- **Dataset items**
— BEGIN —

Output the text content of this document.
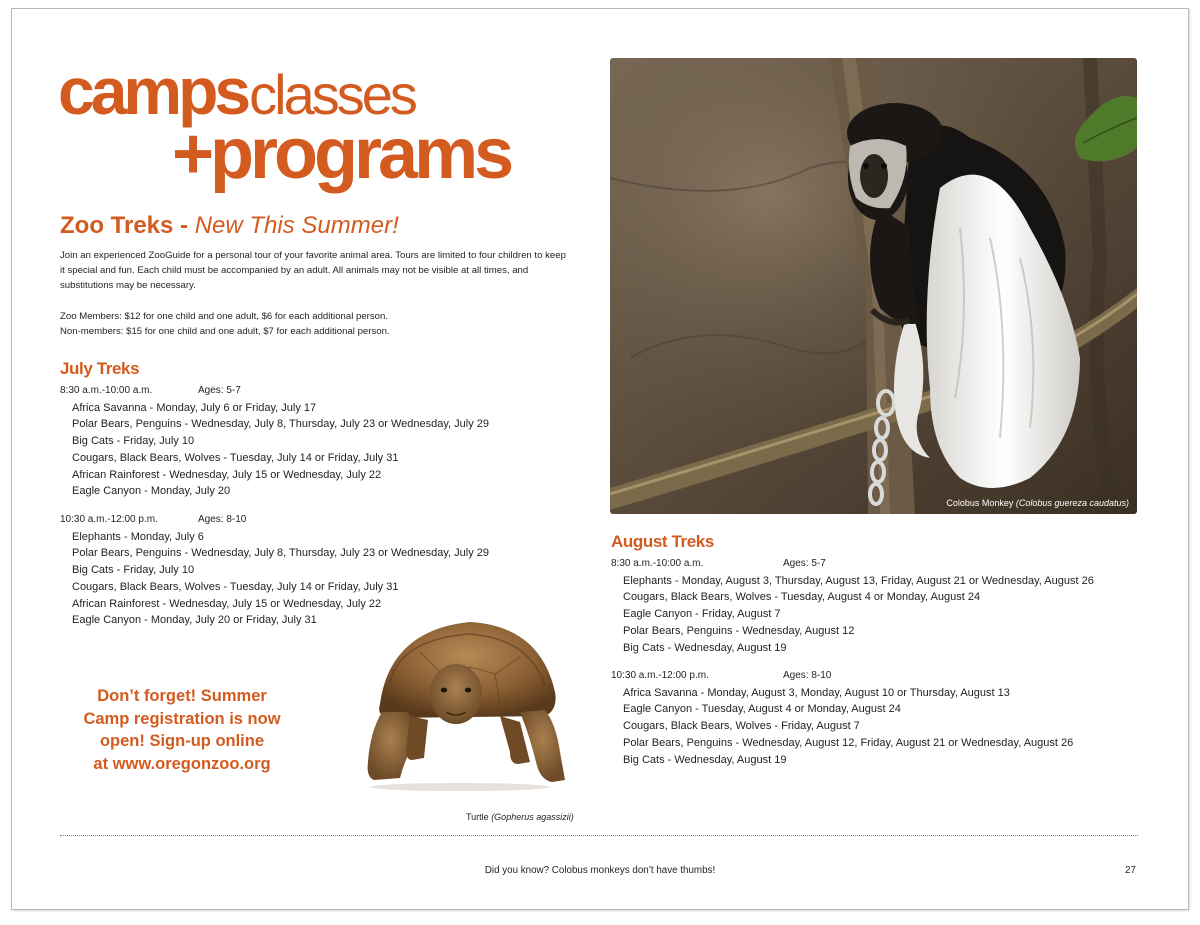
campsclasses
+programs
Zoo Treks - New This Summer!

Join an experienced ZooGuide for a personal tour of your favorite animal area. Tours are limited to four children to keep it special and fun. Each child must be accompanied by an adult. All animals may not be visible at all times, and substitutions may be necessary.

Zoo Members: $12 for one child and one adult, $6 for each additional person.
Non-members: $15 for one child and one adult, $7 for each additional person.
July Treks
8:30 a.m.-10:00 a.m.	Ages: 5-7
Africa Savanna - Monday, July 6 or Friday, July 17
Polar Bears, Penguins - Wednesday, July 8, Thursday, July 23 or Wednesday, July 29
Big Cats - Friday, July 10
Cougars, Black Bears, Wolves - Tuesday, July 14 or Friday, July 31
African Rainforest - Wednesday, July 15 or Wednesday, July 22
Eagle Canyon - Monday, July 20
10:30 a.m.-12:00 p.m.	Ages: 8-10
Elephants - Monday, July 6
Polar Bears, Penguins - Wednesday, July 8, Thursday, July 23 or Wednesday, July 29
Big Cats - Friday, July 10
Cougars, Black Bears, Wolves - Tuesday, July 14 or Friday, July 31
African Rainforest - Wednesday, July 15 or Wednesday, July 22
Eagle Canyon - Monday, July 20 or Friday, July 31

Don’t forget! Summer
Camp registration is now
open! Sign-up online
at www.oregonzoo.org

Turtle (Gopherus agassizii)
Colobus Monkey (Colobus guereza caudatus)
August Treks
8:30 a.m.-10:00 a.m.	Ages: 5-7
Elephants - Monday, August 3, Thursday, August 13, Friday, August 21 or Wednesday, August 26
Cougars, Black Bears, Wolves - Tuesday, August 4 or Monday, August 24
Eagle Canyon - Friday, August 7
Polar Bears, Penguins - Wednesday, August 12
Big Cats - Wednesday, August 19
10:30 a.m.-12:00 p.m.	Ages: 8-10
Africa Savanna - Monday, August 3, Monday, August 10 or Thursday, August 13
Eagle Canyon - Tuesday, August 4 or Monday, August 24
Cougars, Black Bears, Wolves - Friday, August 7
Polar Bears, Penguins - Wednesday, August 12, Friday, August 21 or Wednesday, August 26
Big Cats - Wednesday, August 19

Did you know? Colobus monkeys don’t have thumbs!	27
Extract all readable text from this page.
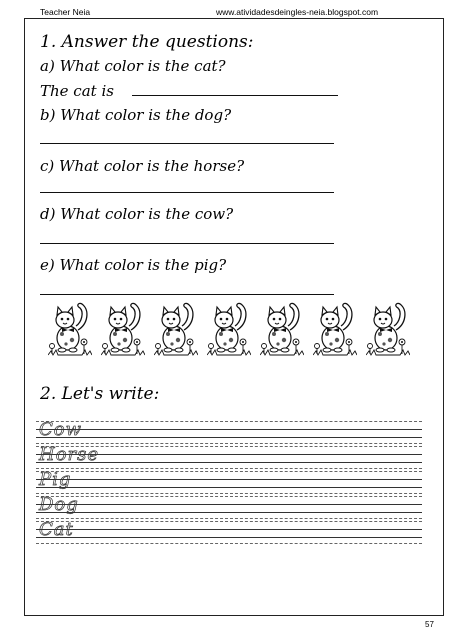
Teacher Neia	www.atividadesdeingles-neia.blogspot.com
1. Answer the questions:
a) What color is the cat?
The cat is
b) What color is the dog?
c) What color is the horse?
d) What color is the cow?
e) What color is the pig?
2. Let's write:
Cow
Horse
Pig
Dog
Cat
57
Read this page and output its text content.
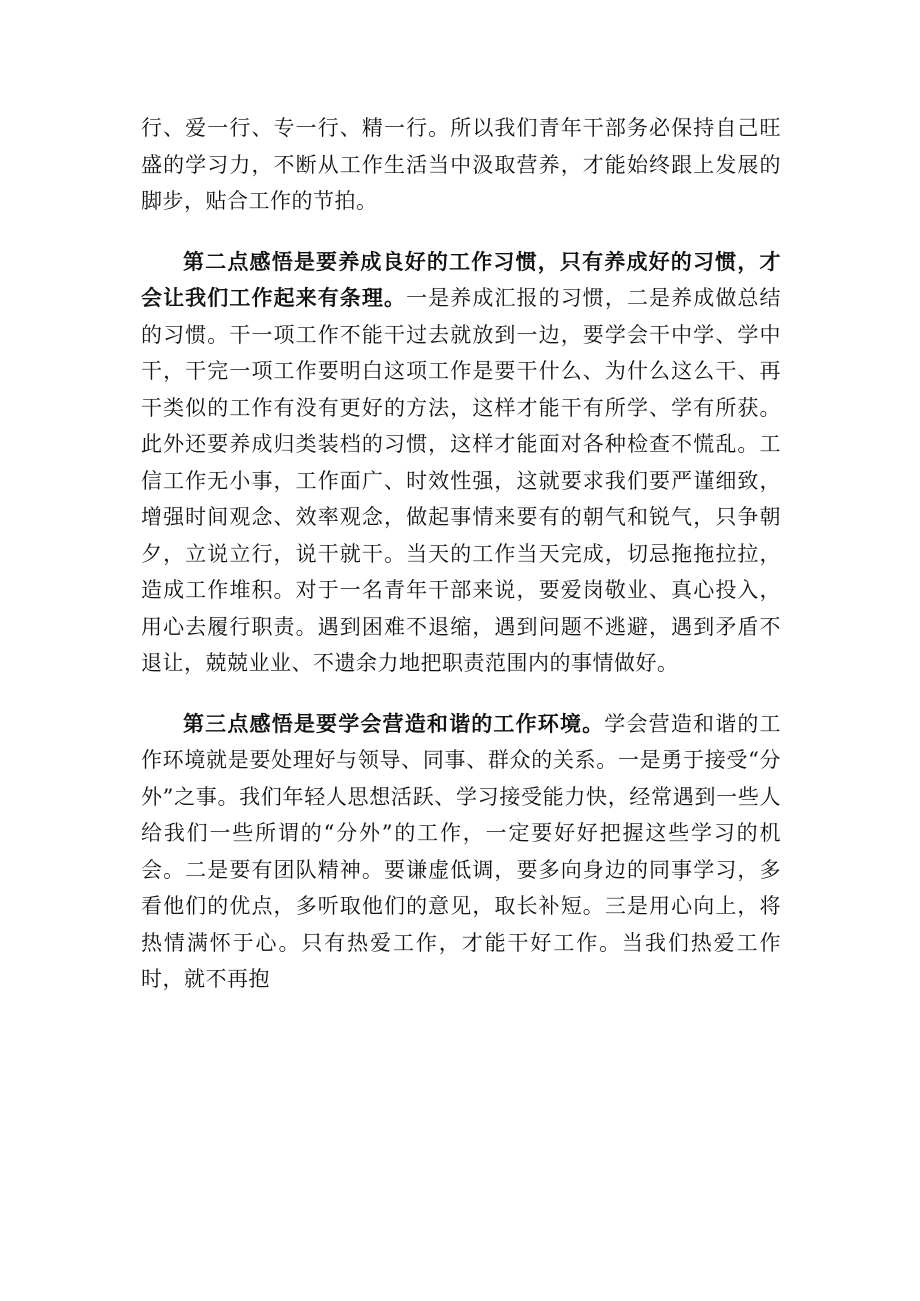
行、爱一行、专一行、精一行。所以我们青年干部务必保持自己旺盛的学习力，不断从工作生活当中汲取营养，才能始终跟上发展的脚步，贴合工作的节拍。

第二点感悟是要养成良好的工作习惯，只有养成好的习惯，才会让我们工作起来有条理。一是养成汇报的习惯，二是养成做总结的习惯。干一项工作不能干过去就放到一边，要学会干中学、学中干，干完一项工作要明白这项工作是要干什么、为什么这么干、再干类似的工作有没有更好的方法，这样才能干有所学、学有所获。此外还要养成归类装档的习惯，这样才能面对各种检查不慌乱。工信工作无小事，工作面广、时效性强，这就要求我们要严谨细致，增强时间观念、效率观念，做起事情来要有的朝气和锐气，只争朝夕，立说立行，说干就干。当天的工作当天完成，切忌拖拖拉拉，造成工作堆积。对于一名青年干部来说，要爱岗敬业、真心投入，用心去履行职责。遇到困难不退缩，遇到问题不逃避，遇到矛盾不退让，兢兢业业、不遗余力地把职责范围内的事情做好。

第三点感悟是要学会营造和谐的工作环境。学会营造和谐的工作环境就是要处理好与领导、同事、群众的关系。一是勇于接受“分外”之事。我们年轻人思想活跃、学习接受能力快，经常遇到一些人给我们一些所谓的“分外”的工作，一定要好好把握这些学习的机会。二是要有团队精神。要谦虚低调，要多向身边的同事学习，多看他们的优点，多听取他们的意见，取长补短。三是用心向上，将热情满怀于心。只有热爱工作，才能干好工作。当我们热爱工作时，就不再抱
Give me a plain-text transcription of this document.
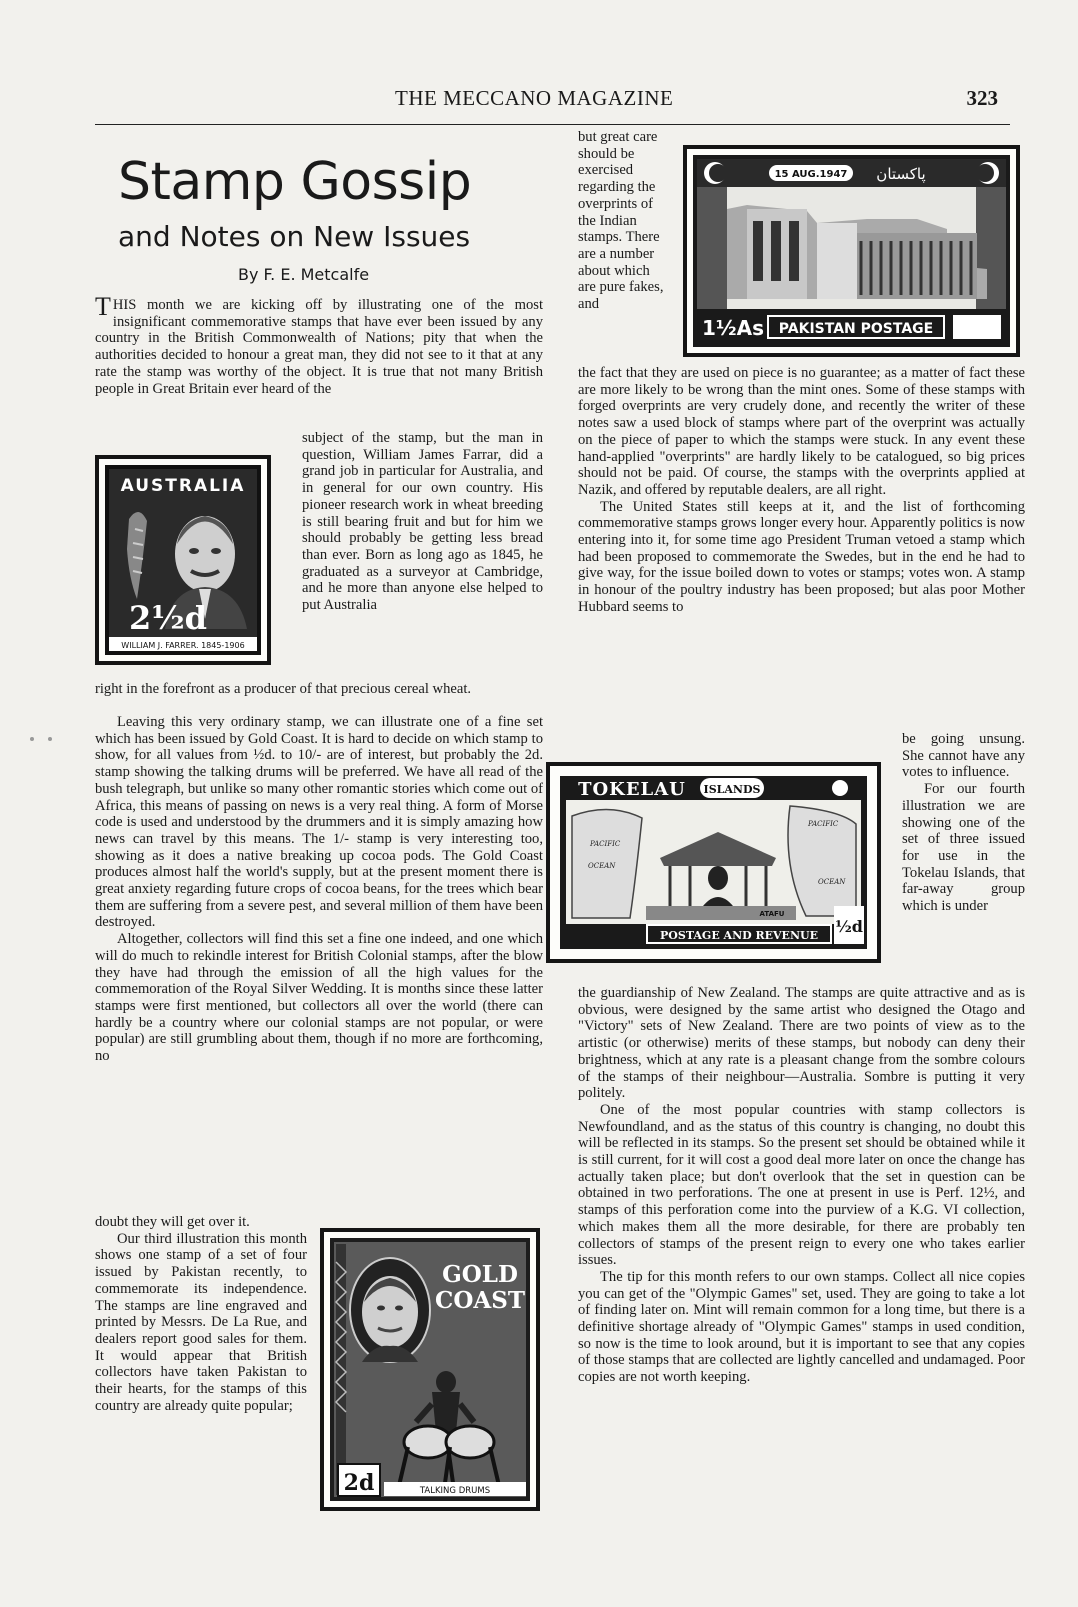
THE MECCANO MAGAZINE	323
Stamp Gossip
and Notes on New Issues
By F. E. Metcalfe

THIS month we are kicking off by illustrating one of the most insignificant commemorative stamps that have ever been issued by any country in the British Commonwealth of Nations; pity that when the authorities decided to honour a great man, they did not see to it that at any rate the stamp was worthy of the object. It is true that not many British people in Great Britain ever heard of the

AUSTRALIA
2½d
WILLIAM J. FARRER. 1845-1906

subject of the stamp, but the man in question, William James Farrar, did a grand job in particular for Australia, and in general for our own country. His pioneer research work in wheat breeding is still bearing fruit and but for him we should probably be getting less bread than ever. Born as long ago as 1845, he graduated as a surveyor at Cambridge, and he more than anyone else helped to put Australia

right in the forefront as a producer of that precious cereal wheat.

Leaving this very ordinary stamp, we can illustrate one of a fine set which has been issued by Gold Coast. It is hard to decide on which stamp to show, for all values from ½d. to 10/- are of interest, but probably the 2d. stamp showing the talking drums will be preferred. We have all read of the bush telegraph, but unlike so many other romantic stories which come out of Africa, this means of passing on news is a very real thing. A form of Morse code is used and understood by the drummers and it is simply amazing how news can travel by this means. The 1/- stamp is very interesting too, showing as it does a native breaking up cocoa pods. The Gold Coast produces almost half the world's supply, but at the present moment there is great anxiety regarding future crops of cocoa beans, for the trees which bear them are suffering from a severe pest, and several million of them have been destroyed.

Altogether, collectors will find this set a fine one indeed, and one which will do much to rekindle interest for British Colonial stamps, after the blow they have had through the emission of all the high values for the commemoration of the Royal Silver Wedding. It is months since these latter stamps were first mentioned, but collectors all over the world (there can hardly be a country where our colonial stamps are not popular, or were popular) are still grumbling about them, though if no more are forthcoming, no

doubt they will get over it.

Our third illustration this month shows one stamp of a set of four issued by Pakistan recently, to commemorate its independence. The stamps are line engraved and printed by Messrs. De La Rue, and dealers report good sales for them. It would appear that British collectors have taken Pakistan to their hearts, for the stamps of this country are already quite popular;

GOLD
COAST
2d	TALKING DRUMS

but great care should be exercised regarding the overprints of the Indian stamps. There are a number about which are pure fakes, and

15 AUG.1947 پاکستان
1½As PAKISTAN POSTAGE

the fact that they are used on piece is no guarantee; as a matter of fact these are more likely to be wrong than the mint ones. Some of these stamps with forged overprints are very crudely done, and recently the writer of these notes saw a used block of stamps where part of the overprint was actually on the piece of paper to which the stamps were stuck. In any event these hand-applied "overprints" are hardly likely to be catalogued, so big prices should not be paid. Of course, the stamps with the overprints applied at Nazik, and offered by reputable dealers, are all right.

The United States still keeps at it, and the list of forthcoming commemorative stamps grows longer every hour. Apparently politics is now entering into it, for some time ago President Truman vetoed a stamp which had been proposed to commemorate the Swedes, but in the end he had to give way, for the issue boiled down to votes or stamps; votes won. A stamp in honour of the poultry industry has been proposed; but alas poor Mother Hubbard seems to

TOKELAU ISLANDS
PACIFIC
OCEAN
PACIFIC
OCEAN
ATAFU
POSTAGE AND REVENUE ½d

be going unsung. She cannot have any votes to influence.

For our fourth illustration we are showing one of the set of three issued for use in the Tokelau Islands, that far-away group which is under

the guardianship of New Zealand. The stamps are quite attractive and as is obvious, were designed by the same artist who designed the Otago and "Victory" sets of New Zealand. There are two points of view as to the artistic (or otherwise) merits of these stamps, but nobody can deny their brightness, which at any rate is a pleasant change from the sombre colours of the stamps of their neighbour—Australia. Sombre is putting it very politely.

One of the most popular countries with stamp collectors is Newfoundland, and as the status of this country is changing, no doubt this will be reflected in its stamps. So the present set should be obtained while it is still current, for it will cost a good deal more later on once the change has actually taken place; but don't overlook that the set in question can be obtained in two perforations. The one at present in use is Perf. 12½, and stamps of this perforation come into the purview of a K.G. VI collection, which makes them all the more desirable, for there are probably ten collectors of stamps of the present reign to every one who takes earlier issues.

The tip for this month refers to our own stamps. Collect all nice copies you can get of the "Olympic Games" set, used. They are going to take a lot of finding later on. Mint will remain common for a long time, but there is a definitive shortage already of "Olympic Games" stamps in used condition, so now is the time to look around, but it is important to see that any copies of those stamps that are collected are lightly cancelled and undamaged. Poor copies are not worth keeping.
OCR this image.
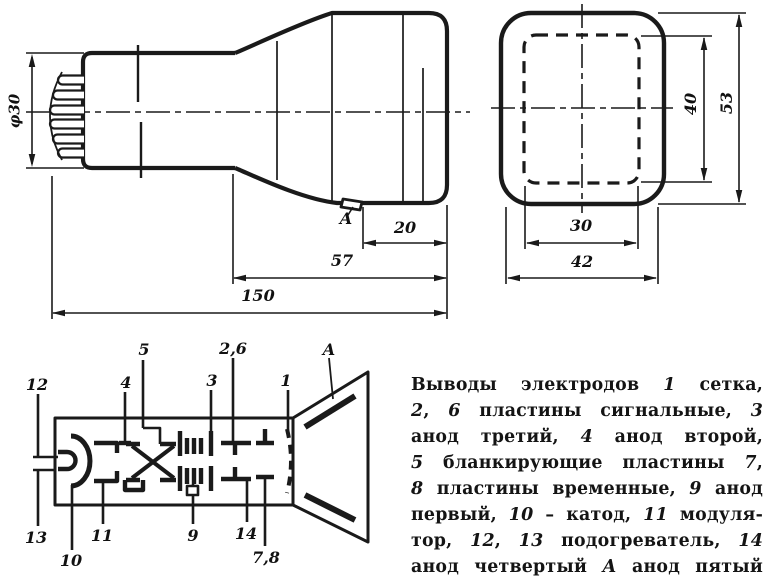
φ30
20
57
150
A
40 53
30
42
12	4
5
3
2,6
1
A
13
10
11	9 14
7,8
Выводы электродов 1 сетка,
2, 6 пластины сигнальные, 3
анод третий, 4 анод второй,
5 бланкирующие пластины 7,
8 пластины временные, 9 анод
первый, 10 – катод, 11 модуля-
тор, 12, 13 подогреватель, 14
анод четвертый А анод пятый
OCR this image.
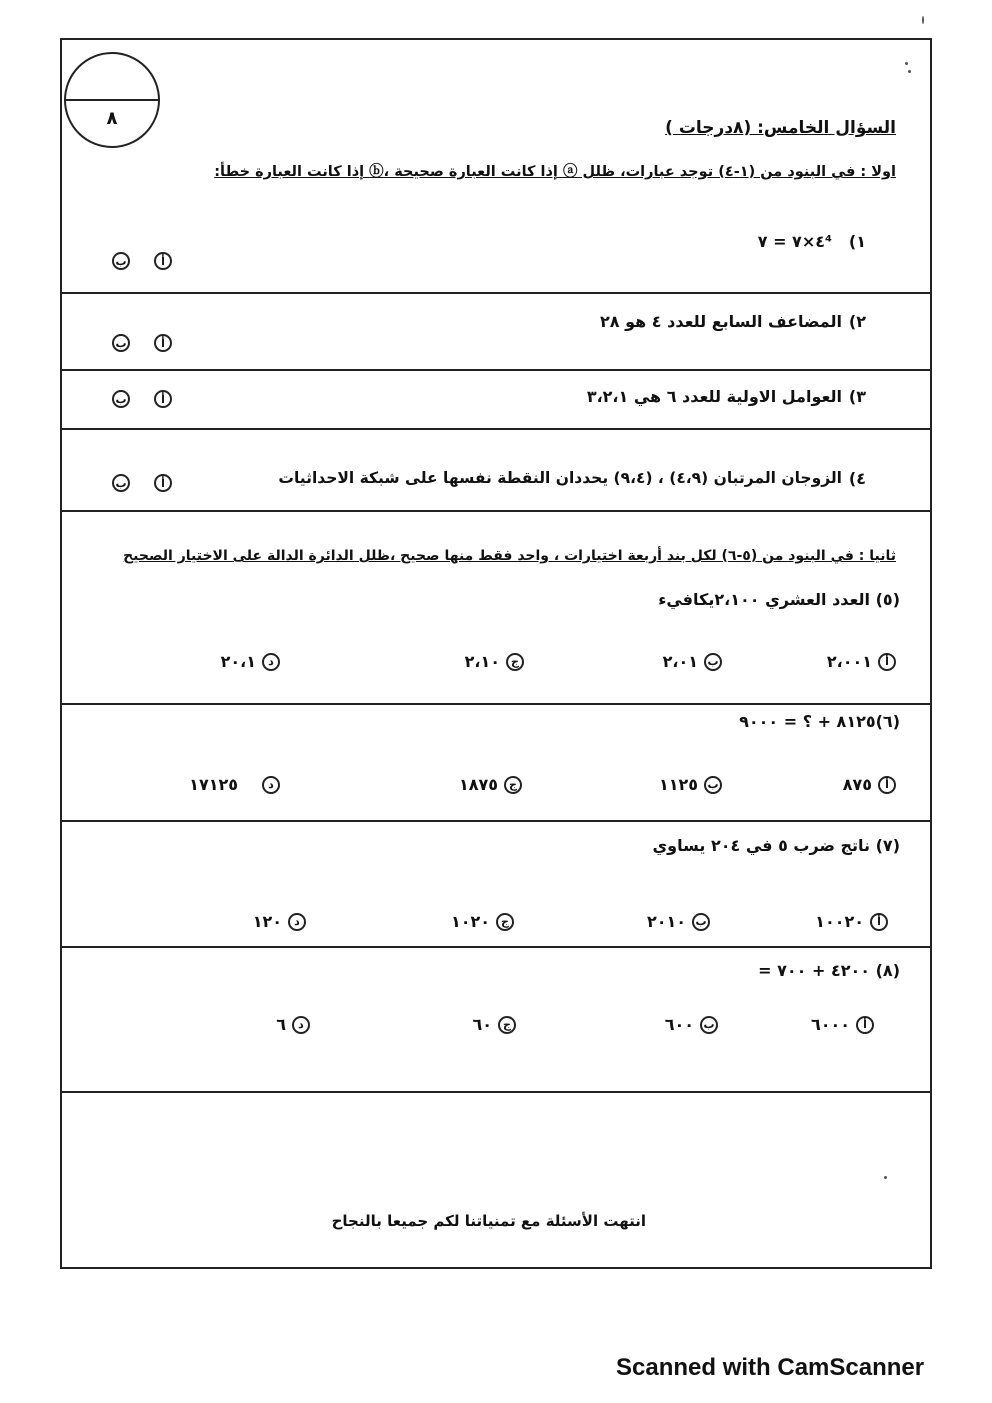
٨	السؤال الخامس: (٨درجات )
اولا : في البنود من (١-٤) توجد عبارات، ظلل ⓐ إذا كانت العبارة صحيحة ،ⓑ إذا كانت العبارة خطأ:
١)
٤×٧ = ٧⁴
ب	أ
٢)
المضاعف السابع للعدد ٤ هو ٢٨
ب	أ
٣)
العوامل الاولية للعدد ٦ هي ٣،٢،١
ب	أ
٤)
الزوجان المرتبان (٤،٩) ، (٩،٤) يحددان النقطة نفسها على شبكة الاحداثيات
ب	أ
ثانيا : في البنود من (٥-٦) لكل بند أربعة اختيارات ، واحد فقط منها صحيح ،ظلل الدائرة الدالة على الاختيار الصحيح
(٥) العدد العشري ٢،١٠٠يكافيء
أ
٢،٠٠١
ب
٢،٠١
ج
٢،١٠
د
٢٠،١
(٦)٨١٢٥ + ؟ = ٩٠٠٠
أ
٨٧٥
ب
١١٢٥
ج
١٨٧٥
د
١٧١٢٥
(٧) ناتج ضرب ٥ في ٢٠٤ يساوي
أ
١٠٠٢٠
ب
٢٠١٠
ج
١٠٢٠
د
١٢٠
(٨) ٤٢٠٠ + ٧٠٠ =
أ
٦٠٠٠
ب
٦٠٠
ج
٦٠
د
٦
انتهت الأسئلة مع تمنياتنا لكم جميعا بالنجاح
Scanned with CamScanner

— END —

- **What the task asks**
Each line that holds the word "Penguins" is to be copied.

- **Output for this exercise**
Polar Bears, Penguins - Wednesday, July 8, Thursday, July 23 or Wednesday, July 29
Polar Bears, Penguins - Wednesday, July 8, Thursday, July 23 or Wednesday, July 29
Polar Bears, Penguins - Wednesday, August 12
Polar Bears, Penguins - Wednesday, August 12, Friday, August 21 or Wednesday, August 26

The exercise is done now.